:: TASK BRIEF ::
Gather up every line that includes the string "text".
********************
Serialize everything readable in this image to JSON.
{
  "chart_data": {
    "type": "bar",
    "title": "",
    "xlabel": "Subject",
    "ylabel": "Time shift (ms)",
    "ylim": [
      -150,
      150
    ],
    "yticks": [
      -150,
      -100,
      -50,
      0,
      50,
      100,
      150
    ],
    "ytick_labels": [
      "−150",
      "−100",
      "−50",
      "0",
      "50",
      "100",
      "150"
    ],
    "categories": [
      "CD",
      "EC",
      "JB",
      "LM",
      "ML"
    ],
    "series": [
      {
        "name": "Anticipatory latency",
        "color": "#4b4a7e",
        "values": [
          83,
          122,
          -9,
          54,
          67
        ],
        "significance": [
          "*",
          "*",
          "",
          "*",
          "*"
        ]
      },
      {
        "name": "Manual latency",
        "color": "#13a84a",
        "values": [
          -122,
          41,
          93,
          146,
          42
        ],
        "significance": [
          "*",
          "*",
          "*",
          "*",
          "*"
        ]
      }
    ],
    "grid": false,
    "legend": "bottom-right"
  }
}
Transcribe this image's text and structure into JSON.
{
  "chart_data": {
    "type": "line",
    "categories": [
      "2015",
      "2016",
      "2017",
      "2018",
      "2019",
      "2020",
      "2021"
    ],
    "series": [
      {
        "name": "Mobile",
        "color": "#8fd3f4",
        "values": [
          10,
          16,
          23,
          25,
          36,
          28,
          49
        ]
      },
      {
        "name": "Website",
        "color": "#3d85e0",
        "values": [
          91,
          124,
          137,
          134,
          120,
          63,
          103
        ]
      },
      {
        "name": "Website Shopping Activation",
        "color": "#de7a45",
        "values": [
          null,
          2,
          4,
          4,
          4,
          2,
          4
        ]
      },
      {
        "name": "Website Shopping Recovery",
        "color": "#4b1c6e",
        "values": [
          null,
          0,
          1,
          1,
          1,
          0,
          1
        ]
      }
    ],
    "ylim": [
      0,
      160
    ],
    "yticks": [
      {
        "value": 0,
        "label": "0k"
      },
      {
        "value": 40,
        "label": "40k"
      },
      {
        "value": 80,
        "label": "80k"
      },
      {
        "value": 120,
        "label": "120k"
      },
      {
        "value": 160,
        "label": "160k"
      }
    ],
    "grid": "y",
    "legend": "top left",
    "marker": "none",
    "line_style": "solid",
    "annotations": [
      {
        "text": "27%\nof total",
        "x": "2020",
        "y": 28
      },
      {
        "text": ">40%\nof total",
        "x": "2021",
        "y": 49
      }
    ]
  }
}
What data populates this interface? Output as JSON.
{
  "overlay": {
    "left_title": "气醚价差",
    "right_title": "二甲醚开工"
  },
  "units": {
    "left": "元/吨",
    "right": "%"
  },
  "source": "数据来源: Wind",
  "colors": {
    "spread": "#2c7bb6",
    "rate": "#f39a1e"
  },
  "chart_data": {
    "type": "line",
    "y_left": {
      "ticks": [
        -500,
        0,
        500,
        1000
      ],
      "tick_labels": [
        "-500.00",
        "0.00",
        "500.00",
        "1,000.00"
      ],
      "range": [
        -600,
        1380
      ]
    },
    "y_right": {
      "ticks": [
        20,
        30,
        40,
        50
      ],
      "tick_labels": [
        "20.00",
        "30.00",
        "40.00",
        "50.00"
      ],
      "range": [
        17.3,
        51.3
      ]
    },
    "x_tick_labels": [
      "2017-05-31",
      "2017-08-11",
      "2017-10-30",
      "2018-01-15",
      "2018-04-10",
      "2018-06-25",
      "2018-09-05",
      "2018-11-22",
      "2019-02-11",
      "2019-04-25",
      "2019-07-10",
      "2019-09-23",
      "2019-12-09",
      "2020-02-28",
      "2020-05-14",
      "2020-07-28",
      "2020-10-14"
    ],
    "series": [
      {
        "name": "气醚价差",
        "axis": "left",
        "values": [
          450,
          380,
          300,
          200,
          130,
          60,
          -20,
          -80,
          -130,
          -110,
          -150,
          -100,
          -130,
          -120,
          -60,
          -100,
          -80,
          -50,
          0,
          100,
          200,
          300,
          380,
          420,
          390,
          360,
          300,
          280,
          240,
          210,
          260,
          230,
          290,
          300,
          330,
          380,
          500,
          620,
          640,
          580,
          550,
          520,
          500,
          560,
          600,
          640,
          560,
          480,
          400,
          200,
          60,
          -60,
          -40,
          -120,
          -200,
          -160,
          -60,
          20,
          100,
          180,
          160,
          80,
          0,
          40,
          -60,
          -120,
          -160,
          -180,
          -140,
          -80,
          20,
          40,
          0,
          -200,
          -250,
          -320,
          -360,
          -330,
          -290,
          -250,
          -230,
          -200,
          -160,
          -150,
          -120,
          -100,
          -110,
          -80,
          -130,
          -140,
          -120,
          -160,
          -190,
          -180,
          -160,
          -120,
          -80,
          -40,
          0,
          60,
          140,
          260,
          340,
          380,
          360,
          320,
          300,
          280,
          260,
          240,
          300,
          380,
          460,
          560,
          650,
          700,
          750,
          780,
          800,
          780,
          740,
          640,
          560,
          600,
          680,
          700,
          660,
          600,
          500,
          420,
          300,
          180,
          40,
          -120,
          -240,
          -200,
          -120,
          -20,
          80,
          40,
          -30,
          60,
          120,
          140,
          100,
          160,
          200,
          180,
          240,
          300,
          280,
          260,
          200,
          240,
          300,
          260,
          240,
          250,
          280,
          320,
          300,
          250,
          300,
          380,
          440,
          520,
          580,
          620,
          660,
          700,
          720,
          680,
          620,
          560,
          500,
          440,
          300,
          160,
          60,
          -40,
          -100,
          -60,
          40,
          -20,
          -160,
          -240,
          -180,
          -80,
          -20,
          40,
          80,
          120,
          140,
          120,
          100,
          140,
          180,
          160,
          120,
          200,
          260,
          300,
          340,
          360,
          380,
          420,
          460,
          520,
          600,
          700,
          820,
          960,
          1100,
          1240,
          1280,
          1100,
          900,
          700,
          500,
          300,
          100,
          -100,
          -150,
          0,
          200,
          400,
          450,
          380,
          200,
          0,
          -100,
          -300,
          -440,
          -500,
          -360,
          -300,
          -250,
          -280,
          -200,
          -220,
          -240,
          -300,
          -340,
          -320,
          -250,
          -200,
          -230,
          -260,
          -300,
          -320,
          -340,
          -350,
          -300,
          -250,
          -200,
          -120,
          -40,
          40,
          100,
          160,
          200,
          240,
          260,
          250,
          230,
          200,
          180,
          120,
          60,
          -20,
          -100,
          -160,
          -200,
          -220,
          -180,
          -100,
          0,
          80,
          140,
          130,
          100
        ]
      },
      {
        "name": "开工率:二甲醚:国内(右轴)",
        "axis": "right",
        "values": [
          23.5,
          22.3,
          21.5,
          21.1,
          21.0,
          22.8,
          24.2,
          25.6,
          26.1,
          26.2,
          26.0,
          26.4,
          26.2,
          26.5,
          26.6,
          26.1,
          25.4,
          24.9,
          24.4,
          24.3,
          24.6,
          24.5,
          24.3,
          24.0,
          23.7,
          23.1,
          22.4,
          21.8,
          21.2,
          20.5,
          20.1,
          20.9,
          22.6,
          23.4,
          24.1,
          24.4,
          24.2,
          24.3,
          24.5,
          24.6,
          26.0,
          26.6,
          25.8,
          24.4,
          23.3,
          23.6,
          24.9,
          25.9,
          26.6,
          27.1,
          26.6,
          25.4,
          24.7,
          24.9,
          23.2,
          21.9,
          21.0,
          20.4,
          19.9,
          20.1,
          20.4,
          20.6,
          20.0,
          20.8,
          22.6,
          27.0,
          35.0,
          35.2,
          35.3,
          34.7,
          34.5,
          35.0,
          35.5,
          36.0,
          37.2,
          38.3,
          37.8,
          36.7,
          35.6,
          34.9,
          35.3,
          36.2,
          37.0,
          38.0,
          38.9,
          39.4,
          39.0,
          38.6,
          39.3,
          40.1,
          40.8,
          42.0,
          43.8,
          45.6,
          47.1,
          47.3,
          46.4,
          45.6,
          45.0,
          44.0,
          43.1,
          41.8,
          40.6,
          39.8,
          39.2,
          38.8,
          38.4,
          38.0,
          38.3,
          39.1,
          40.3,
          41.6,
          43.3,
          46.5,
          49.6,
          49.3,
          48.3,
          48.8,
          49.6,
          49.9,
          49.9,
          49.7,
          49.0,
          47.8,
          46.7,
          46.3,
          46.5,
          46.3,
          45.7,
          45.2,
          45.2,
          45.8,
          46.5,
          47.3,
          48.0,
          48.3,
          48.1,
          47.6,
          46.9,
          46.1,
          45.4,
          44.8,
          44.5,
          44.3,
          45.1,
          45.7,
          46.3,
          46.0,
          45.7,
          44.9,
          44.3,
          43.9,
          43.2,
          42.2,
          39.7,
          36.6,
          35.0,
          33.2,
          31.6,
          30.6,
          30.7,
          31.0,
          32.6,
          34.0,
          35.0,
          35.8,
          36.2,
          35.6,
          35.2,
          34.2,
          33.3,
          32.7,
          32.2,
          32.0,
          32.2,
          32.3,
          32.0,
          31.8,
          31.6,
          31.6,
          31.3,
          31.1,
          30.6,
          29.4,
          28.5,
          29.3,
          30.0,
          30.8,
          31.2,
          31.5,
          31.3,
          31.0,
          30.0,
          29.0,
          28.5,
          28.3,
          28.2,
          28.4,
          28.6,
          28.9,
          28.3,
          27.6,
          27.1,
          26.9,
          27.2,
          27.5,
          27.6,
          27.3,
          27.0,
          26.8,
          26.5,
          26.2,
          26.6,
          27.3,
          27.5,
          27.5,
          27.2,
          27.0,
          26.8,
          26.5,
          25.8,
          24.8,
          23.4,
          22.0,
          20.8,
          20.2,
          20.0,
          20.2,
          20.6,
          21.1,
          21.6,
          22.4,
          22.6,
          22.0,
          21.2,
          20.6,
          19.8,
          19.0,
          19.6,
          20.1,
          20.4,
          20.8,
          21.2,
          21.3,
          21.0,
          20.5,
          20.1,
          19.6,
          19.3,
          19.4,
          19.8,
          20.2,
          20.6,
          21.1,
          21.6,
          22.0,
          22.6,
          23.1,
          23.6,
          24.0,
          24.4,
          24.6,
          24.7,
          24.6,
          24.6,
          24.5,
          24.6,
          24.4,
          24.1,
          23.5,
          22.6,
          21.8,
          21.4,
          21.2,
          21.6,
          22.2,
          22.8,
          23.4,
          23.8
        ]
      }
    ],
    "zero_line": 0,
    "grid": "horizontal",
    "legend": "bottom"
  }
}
********************
:: EXERCISE SOLUTION ::
Transcribe this image's text and structure into JSON.
        "text": "27%\nof total",
        "text": ">40%\nof total",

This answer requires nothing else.